* 本文:
++++++++++
それは地味ながら、幸せな生き方だとも思う。
だが、もし「フリーランスのライターになりたい」と親しい友人や身内が言ったら、勧めない人も多いだろう。特に注意が必要なのは、「お金」にまつわる問題だ。

出版社の場合は、雑誌や書籍が出た翌月、翌々月末などにギャラが振り込まれることが多いため、「お金が入るまで時間がかかる」ことは比較的知られているが、その他に、同業者からよく聞く注意点をご紹介したい。

●「金額」は提示されない場合も多い
○広告系やウェブ系の仕事の場合は、単価を事前に提示され、請求書を発行する場合が多いが、出版社の場合は「金額を詳らかにしない」というヘンな風習がある。
「振り込まれて初めて金額がわかることもけっこうある。その場合、合計額から頁単価を計算してみるしかない」
○明細を発行しない会社もけっこうある。
「同じ出版社内の複数媒体で仕事していたり、同じ雑誌内の複数企画を手掛けていたりすると、どれがいくらかわからず、場合によっては忘れられている仕事もあったりする」

●ときには立て替えた経費のほうが、ギャラよりも高くなる
○「遠方取材の場合、ケチな会社だったり、担当編集者の気がきかなかったりすると、飛行機代や新幹線代、宿泊代などを立て替えさせられることもある。カメラマン分も立て替えさせられたときには、立て替え額が合計10万円にもなって、振り込まれたギャラそのものは2万円だった。しかも、催促するまでギャラも経費精算も忘れられていた……」
++++++++++
* 行の一覧:
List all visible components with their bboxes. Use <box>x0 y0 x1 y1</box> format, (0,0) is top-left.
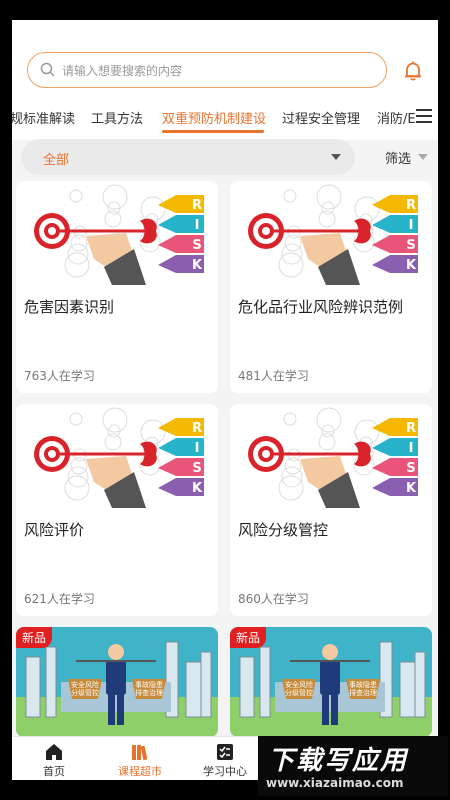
risk-dart-illustration: RISK <box>248 184 418 285</box>
course-thumbnail: RISK <box>16 181 218 285</box>
new-badge: 新品 <box>16 627 53 648</box>
course-title: 风险分级管控 <box>238 521 329 539</box>
course-thumbnail: RISK <box>230 404 432 508</box>
watermark: 下载写应用 www.xiazaimao.com <box>258 736 448 796</box>
nav-label: 课程超市 <box>118 765 162 778</box>
risk-letter: K <box>192 481 203 496</box>
course-title: 风险评价 <box>24 521 85 539</box>
risk-letter: S <box>406 461 415 476</box>
watermark-url: www.xiazaimao.com <box>266 776 404 790</box>
course-title: 危化品行业风险辨识范例 <box>238 298 404 316</box>
risk-dart-illustration: RISK <box>34 184 204 285</box>
top-bar: 请输入想要搜索的内容 <box>12 20 438 100</box>
books-icon <box>132 745 148 761</box>
home-icon <box>46 744 62 760</box>
risk-letter: I <box>195 218 200 233</box>
nav-label: 学习中心 <box>203 765 247 778</box>
dropdown-value: 全部 <box>43 153 70 168</box>
nav-label: 首页 <box>43 765 65 778</box>
risk-letter: R <box>406 421 416 436</box>
search-icon <box>40 62 55 77</box>
learner-count: 860人在学习 <box>238 592 309 606</box>
sign-text: 事故隐患排查治理 <box>349 680 377 697</box>
tab-standards[interactable]: 规标准解读 <box>12 108 75 127</box>
bell-icon[interactable] <box>402 60 424 82</box>
checklist-icon <box>217 744 233 760</box>
risk-letter: S <box>406 238 415 253</box>
tab-process-safety[interactable]: 过程安全管理 <box>282 108 360 127</box>
tab-dual-prevention[interactable]: 双重预防机制建设 <box>162 108 266 127</box>
course-card[interactable]: RISK 危化品行业风险辨识范例 481人在学习 <box>230 181 432 393</box>
sign-text: 事故隐患排查治理 <box>135 680 163 697</box>
learner-count: 481人在学习 <box>238 369 309 383</box>
tab-fire[interactable]: 消防/E <box>377 108 416 127</box>
risk-letter: K <box>406 481 417 496</box>
search-placeholder: 请输入想要搜索的内容 <box>62 63 183 78</box>
course-title: 危害因素识别 <box>24 298 115 316</box>
app-screen: 请输入想要搜索的内容 规标准解读 工具方法 双重预防机制建设 过程安全管理 消防… <box>12 20 438 780</box>
course-card[interactable]: RISK 风险分级管控 860人在学习 <box>230 404 432 616</box>
risk-letter: S <box>192 238 201 253</box>
watermark-title: 下载写应用 <box>268 746 409 776</box>
risk-dart-illustration: RISK <box>248 407 418 508</box>
tab-tools[interactable]: 工具方法 <box>91 108 143 127</box>
learner-count: 621人在学习 <box>24 592 95 606</box>
risk-letter: S <box>192 461 201 476</box>
course-card[interactable]: RISK 风险评价 621人在学习 <box>16 404 218 616</box>
nav-home[interactable]: 首页 <box>14 737 94 780</box>
search-input[interactable]: 请输入想要搜索的内容 <box>27 52 387 88</box>
sign-text: 安全风险分级管控 <box>71 680 99 697</box>
risk-letter: I <box>195 441 200 456</box>
risk-letter: R <box>406 198 416 213</box>
risk-letter: I <box>409 218 414 233</box>
category-dropdown[interactable]: 全部 <box>21 139 355 175</box>
course-card[interactable]: RISK 危害因素识别 763人在学习 <box>16 181 218 393</box>
risk-letter: R <box>192 421 202 436</box>
nav-course-market[interactable]: 课程超市 <box>100 737 180 780</box>
sign-text: 安全风险分级管控 <box>285 680 313 697</box>
nav-learning-center[interactable]: 学习中心 <box>185 737 265 780</box>
risk-letter: K <box>192 258 203 273</box>
risk-letter: K <box>406 258 417 273</box>
caret-down-icon <box>331 154 341 160</box>
risk-letter: I <box>409 441 414 456</box>
filter-button[interactable]: 筛选 <box>385 148 411 167</box>
active-tab-indicator <box>162 130 264 133</box>
new-badge: 新品 <box>230 627 267 648</box>
category-tabs: 规标准解读 工具方法 双重预防机制建设 过程安全管理 消防/E <box>12 100 438 140</box>
course-thumbnail: RISK <box>16 404 218 508</box>
risk-dart-illustration: RISK <box>34 407 204 508</box>
course-thumbnail: RISK <box>230 181 432 285</box>
risk-letter: R <box>192 198 202 213</box>
promo-card[interactable]: 安全风险分级管控 事故隐患排查治理 新品 <box>230 627 432 737</box>
filter-caret-icon <box>418 154 428 160</box>
promo-card[interactable]: 安全风险分级管控 事故隐患排查治理 新品 <box>16 627 218 737</box>
learner-count: 763人在学习 <box>24 369 95 383</box>
menu-icon[interactable] <box>416 109 432 123</box>
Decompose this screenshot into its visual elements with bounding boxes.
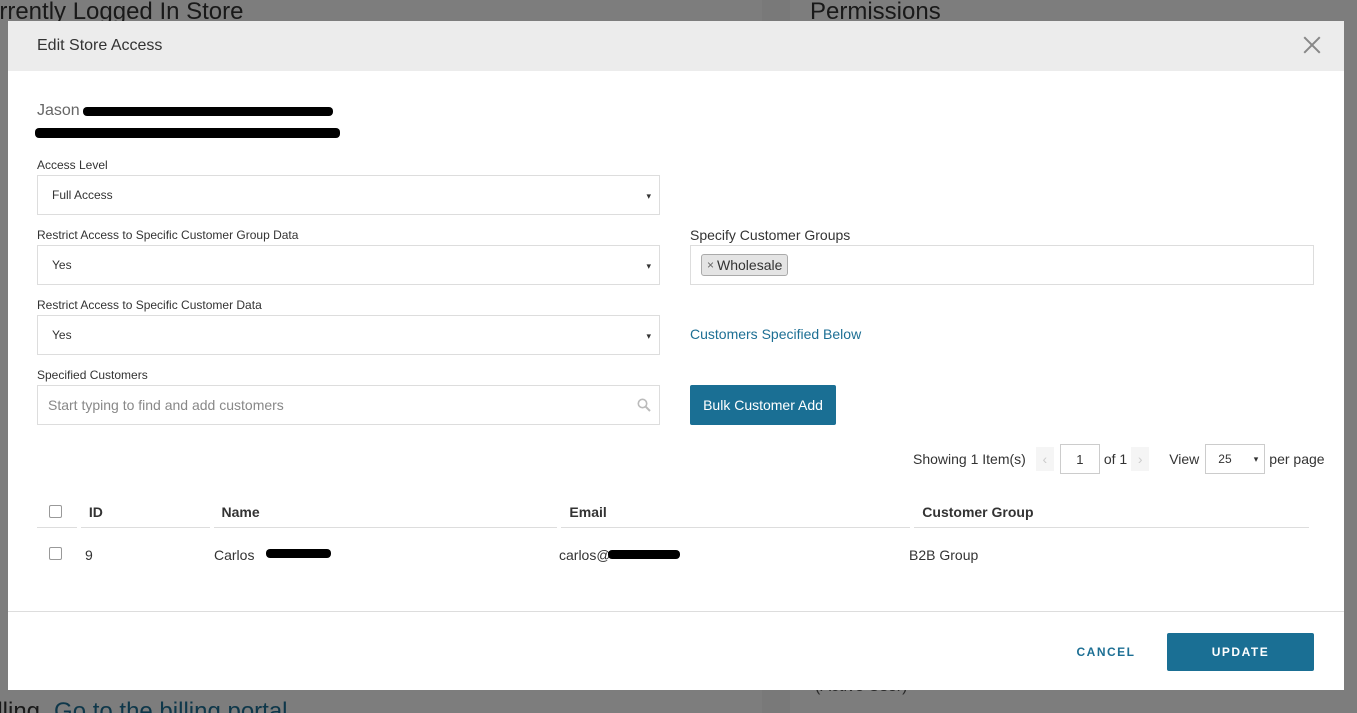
restrict-customer-value: Yes <box>52 328 72 342</box>
restrict-customer-select[interactable]: Yes ▾ <box>37 315 660 355</box>
access-level-select[interactable]: Full Access ▾ <box>37 175 660 215</box>
pagination: Showing 1 Item(s) ‹ 1 of 1 › View 25 ▾ p… <box>913 444 1325 474</box>
cell-customer-group: B2B Group <box>909 547 979 563</box>
per-page-select[interactable]: 25 ▾ <box>1205 444 1266 474</box>
customer-groups-input[interactable]: × Wholesale <box>690 245 1314 285</box>
redaction-mark <box>266 549 331 558</box>
customer-group-tag-label: Wholesale <box>717 257 783 273</box>
remove-tag-icon[interactable]: × <box>707 258 714 272</box>
modal-title: Edit Store Access <box>37 37 163 54</box>
chevron-left-icon[interactable]: ‹ <box>1035 447 1054 471</box>
redaction-mark <box>83 107 333 116</box>
customers-specified-link[interactable]: Customers Specified Below <box>690 326 861 342</box>
per-page-value: 25 <box>1218 452 1232 466</box>
close-icon[interactable] <box>1300 33 1324 57</box>
customers-table: ID Name Email Customer Group 9 Carlos ca… <box>37 496 1313 582</box>
chevron-down-icon: ▾ <box>646 331 651 341</box>
user-info: Jason <box>37 102 80 120</box>
customer-group-tag: × Wholesale <box>701 254 789 276</box>
customer-search <box>37 385 660 425</box>
row-select-cell <box>37 547 77 563</box>
header-customer-group[interactable]: Customer Group <box>914 496 1309 528</box>
view-label: View <box>1169 451 1200 467</box>
access-level-label: Access Level <box>37 158 108 172</box>
restrict-group-select[interactable]: Yes ▾ <box>37 245 660 285</box>
access-level-value: Full Access <box>52 188 113 202</box>
table-header: ID Name Email Customer Group <box>37 496 1313 528</box>
bulk-customer-add-button[interactable]: Bulk Customer Add <box>690 385 836 425</box>
edit-store-access-modal: Edit Store Access Jason Access Level Ful… <box>8 21 1344 690</box>
search-icon <box>637 398 651 412</box>
select-all-checkbox[interactable] <box>49 505 62 518</box>
restrict-group-value: Yes <box>52 258 72 272</box>
restrict-customer-label: Restrict Access to Specific Customer Dat… <box>37 298 262 312</box>
update-button[interactable]: UPDATE <box>1167 633 1314 671</box>
cancel-button[interactable]: CANCEL <box>1066 633 1146 671</box>
cell-name: Carlos <box>214 547 255 563</box>
cell-id: 9 <box>85 547 93 563</box>
customer-search-input[interactable] <box>38 386 659 424</box>
chevron-down-icon: ▾ <box>646 191 651 201</box>
header-id[interactable]: ID <box>80 496 210 528</box>
chevron-right-icon[interactable]: › <box>1131 447 1150 471</box>
restrict-group-label: Restrict Access to Specific Customer Gro… <box>37 228 299 242</box>
header-email[interactable]: Email <box>561 496 911 528</box>
specified-customers-label: Specified Customers <box>37 368 148 382</box>
redaction-mark <box>35 128 340 138</box>
showing-count: Showing 1 Item(s) <box>913 451 1026 467</box>
modal-header: Edit Store Access <box>8 21 1344 71</box>
select-all-cell <box>37 496 77 528</box>
row-checkbox[interactable] <box>49 547 62 560</box>
page-number-input[interactable]: 1 <box>1059 444 1100 474</box>
footer-divider <box>8 611 1344 612</box>
chevron-down-icon: ▾ <box>1253 454 1259 464</box>
page-total: of 1 <box>1103 451 1128 467</box>
cell-email: carlos@ <box>559 547 611 563</box>
redaction-mark <box>608 550 680 559</box>
header-name[interactable]: Name <box>213 496 558 528</box>
per-page-label: per page <box>1269 451 1325 467</box>
user-name: Jason <box>37 102 80 119</box>
chevron-down-icon: ▾ <box>646 261 651 271</box>
specify-groups-label: Specify Customer Groups <box>690 227 851 243</box>
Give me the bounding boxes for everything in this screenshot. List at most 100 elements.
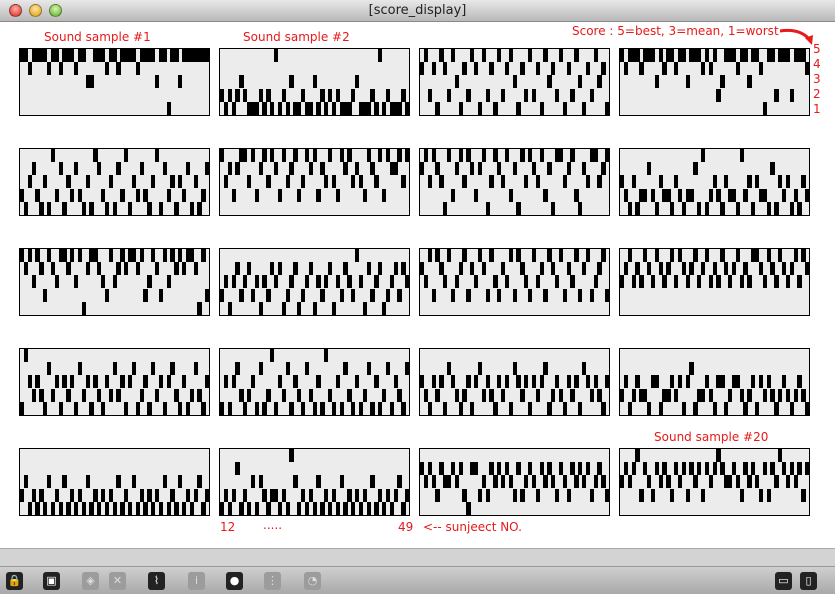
score-mark xyxy=(662,62,667,76)
score-mark xyxy=(143,501,148,515)
score-mark xyxy=(277,501,283,515)
score-mark xyxy=(254,275,259,289)
score-mark xyxy=(205,375,209,389)
score-mark xyxy=(674,462,679,476)
score-mark xyxy=(201,401,206,415)
score-mark xyxy=(762,101,767,115)
score-mark xyxy=(620,175,625,189)
split-horizontal-icon[interactable]: ▭ xyxy=(775,572,792,590)
score-mark xyxy=(262,149,267,162)
score-mark xyxy=(312,301,317,315)
score-mark xyxy=(674,62,679,76)
score-mark xyxy=(308,388,313,402)
score-mark xyxy=(731,49,737,62)
score-mark xyxy=(578,401,583,415)
score-mark xyxy=(743,462,748,476)
score-mark xyxy=(647,401,652,415)
score-mark xyxy=(389,401,394,415)
score-axis-label: 1 xyxy=(813,102,821,116)
score-mark xyxy=(504,375,510,389)
score-mark xyxy=(801,175,806,189)
score-mark xyxy=(50,501,56,515)
score-mark xyxy=(635,262,640,276)
score-mark xyxy=(39,488,44,502)
new-object-icon[interactable]: ▣ xyxy=(43,572,60,590)
score-mark xyxy=(620,49,625,62)
score-mark xyxy=(31,488,36,502)
score-mark xyxy=(351,175,356,189)
score-mark xyxy=(570,88,575,102)
score-mark xyxy=(589,488,594,502)
close-window-button[interactable] xyxy=(9,4,22,17)
score-mark xyxy=(358,275,364,289)
score-mark xyxy=(66,175,71,189)
score-mark xyxy=(235,362,240,376)
score-mark xyxy=(101,49,106,62)
score-mark xyxy=(539,149,544,162)
patcher-icon[interactable]: ◈ xyxy=(82,572,99,590)
score-mark xyxy=(162,162,167,176)
grid-icon[interactable]: ⋮ xyxy=(264,572,281,590)
score-mark xyxy=(585,249,591,262)
score-mark xyxy=(35,249,40,262)
score-mark xyxy=(620,388,625,402)
score-mark xyxy=(223,375,229,389)
score-mark xyxy=(716,88,721,102)
score-mark xyxy=(454,75,459,89)
score-mark xyxy=(666,262,671,276)
score-mark xyxy=(324,275,329,289)
score-mark xyxy=(339,288,344,302)
score-mark xyxy=(631,175,636,189)
score-mark xyxy=(739,275,744,289)
zoom-window-button[interactable] xyxy=(49,4,62,17)
score-mark xyxy=(277,188,283,202)
score-mark xyxy=(701,488,706,502)
score-mark xyxy=(535,62,540,76)
score-mark xyxy=(450,188,456,202)
score-mark xyxy=(431,288,436,302)
score-mark xyxy=(574,188,579,202)
score-mark xyxy=(50,149,56,162)
score-mark xyxy=(423,388,429,402)
score-mark xyxy=(543,49,548,62)
score-mark xyxy=(328,88,333,102)
score-mark xyxy=(728,475,733,489)
score-mark xyxy=(512,362,517,376)
info-icon[interactable]: i xyxy=(188,572,205,590)
score-mark xyxy=(328,149,333,162)
score-mark xyxy=(597,388,602,402)
score-mark xyxy=(174,49,179,62)
score-mark xyxy=(720,462,725,476)
score-mark xyxy=(485,201,490,215)
score-mark xyxy=(270,149,275,162)
score-mark xyxy=(85,475,90,489)
score-mark xyxy=(382,301,387,315)
minimize-window-button[interactable] xyxy=(29,4,42,17)
score-panel-18 xyxy=(219,448,410,516)
score-mark xyxy=(366,101,371,115)
score-mark xyxy=(793,188,798,202)
score-mark xyxy=(681,262,686,276)
score-mark xyxy=(677,475,683,489)
score-mark xyxy=(420,462,425,476)
score-mark xyxy=(551,62,556,76)
score-mark xyxy=(227,401,232,415)
score-mark xyxy=(477,488,483,502)
score-mark xyxy=(712,462,717,476)
score-mark xyxy=(431,62,436,76)
score-mark xyxy=(320,401,325,415)
title-bar[interactable]: [score_display] xyxy=(0,0,835,22)
score-mark xyxy=(528,462,533,476)
connect-icon[interactable]: ● xyxy=(226,572,243,590)
score-mark xyxy=(197,301,202,315)
presentation-icon[interactable]: ⌇ xyxy=(148,572,165,590)
close-icon[interactable]: ✕ xyxy=(109,572,126,590)
score-mark xyxy=(31,388,36,402)
split-vertical-icon[interactable]: ▯ xyxy=(800,572,817,590)
score-mark xyxy=(178,401,183,415)
score-mark xyxy=(735,249,740,262)
clue-icon[interactable]: ◔ xyxy=(304,572,321,590)
score-mark xyxy=(135,62,140,76)
lock-icon[interactable]: 🔒 xyxy=(6,572,23,590)
score-mark xyxy=(235,462,240,476)
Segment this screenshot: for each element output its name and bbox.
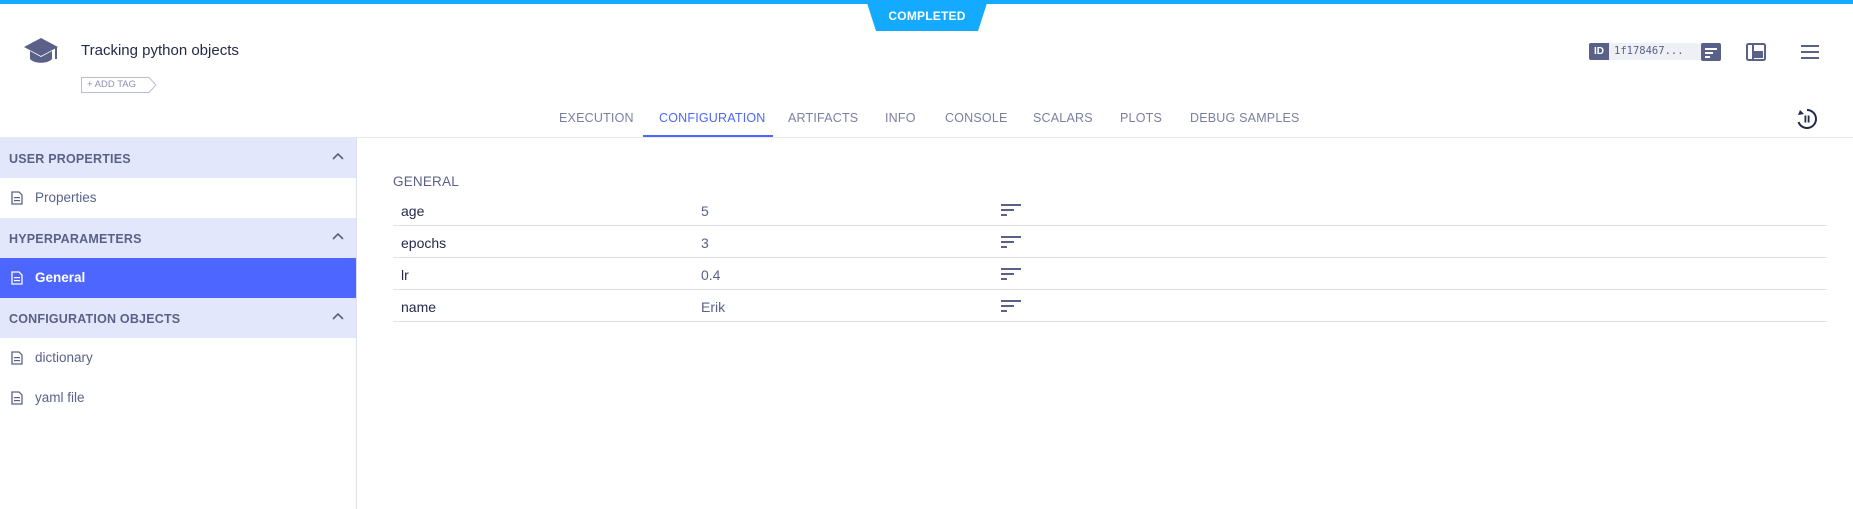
sidebar-item-dictionary[interactable]: dictionary (0, 338, 356, 378)
hyperparameter-table: age 5 epochs 3 lr 0.4 name Erik (393, 194, 1827, 322)
section-title: CONFIGURATION OBJECTS (9, 312, 181, 326)
document-icon (11, 391, 23, 405)
param-value: 3 (701, 235, 709, 251)
info-panel-icon[interactable] (1699, 40, 1723, 64)
description-icon[interactable] (1001, 204, 1023, 216)
graduation-cap-icon (24, 38, 58, 63)
param-name: lr (401, 267, 409, 283)
param-value: 5 (701, 203, 709, 219)
tab-scalars[interactable]: SCALARS (1033, 111, 1093, 125)
add-tag-label: + ADD TAG (87, 79, 137, 90)
chevron-up-icon (332, 232, 344, 240)
menu-icon[interactable] (1798, 40, 1822, 64)
sidebar-item-label: yaml file (35, 390, 85, 405)
sidebar-item-general[interactable]: General (0, 258, 356, 298)
tab-execution[interactable]: EXECUTION (559, 111, 634, 125)
task-title: Tracking python objects (81, 42, 239, 59)
tab-bar: EXECUTION CONFIGURATION ARTIFACTS INFO C… (0, 100, 1853, 138)
tab-artifacts[interactable]: ARTIFACTS (788, 111, 858, 125)
sidebar-item-yaml-file[interactable]: yaml file (0, 378, 356, 418)
document-icon (11, 271, 23, 285)
status-label: COMPLETED (888, 9, 966, 23)
sidebar-item-properties[interactable]: Properties (0, 178, 356, 218)
param-name: age (401, 203, 425, 219)
table-row: epochs 3 (393, 226, 1827, 258)
tab-console[interactable]: CONSOLE (945, 111, 1008, 125)
chevron-up-icon (332, 312, 344, 320)
tab-configuration[interactable]: CONFIGURATION (659, 111, 766, 125)
description-icon[interactable] (1001, 300, 1023, 312)
tab-info[interactable]: INFO (885, 111, 916, 125)
table-row: lr 0.4 (393, 258, 1827, 290)
task-id-badge[interactable]: ID 1f178467... (1589, 43, 1705, 60)
tab-debug-samples[interactable]: DEBUG SAMPLES (1190, 111, 1300, 125)
description-icon[interactable] (1001, 236, 1023, 248)
sidebar-item-label: dictionary (35, 350, 93, 365)
layout-icon[interactable] (1744, 40, 1768, 64)
sidebar: USER PROPERTIES Properties HYPERPARAMETE… (0, 138, 357, 509)
param-value: 0.4 (701, 267, 721, 283)
param-name: epochs (401, 235, 447, 251)
id-value: 1f178467... (1609, 43, 1705, 60)
section-title-general: GENERAL (393, 174, 459, 189)
description-icon[interactable] (1001, 268, 1023, 280)
section-title: USER PROPERTIES (9, 152, 131, 166)
sidebar-item-label: General (35, 270, 86, 285)
document-icon (11, 191, 23, 205)
section-header-hyperparameters[interactable]: HYPERPARAMETERS (0, 218, 356, 258)
main-panel: GENERAL age 5 epochs 3 lr 0.4 name Erik (358, 138, 1853, 509)
section-title: HYPERPARAMETERS (9, 232, 142, 246)
status-banner: COMPLETED (866, 0, 988, 31)
tab-plots[interactable]: PLOTS (1120, 111, 1162, 125)
param-name: name (401, 299, 437, 315)
section-header-configuration-objects[interactable]: CONFIGURATION OBJECTS (0, 298, 356, 338)
document-icon (11, 351, 23, 365)
sidebar-item-label: Properties (35, 190, 97, 205)
table-row: name Erik (393, 290, 1827, 322)
auto-refresh-icon[interactable] (1795, 107, 1819, 131)
param-value: Erik (701, 299, 726, 315)
section-header-user-properties[interactable]: USER PROPERTIES (0, 138, 356, 178)
chevron-up-icon (332, 152, 344, 160)
table-row: age 5 (393, 194, 1827, 226)
id-label: ID (1589, 43, 1609, 60)
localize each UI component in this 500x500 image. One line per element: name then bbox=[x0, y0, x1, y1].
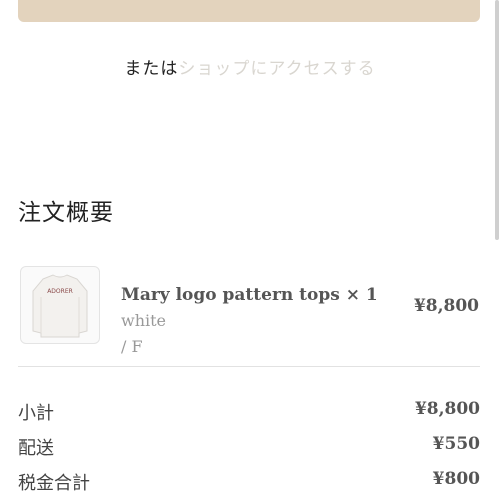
++++++++++
* 練習問題:
#1 本文によると、出版社の場合、ギャラはいつ振り込まれることが多いですか。
#2 本文の「出版社の場合は、雑誌や書籍が」から「い」というヘンな風習がある。」までを、一字も変えずに書き写しなさい。

* 解答一覧:
#1 雑誌や書籍が出た翌月、翌々月末などに振り込まれることが多い。

#2
出版社の場合は、雑誌や書籍が出た翌月、翌々月末などにギャラが振り込まれることが多いため、「お金が入るまで時間がかかる」ことは比較的知られているが、その他に、同業者からよく聞く注意点をご紹介したい。

●「金額」は提示されない場合も多い
○広告系やウェブ系の仕事の場合は、単価を事前に提示され、請求書を発行する場合が多いが、出版社の場合は「金額を詳らかにしない」というヘンな風習がある。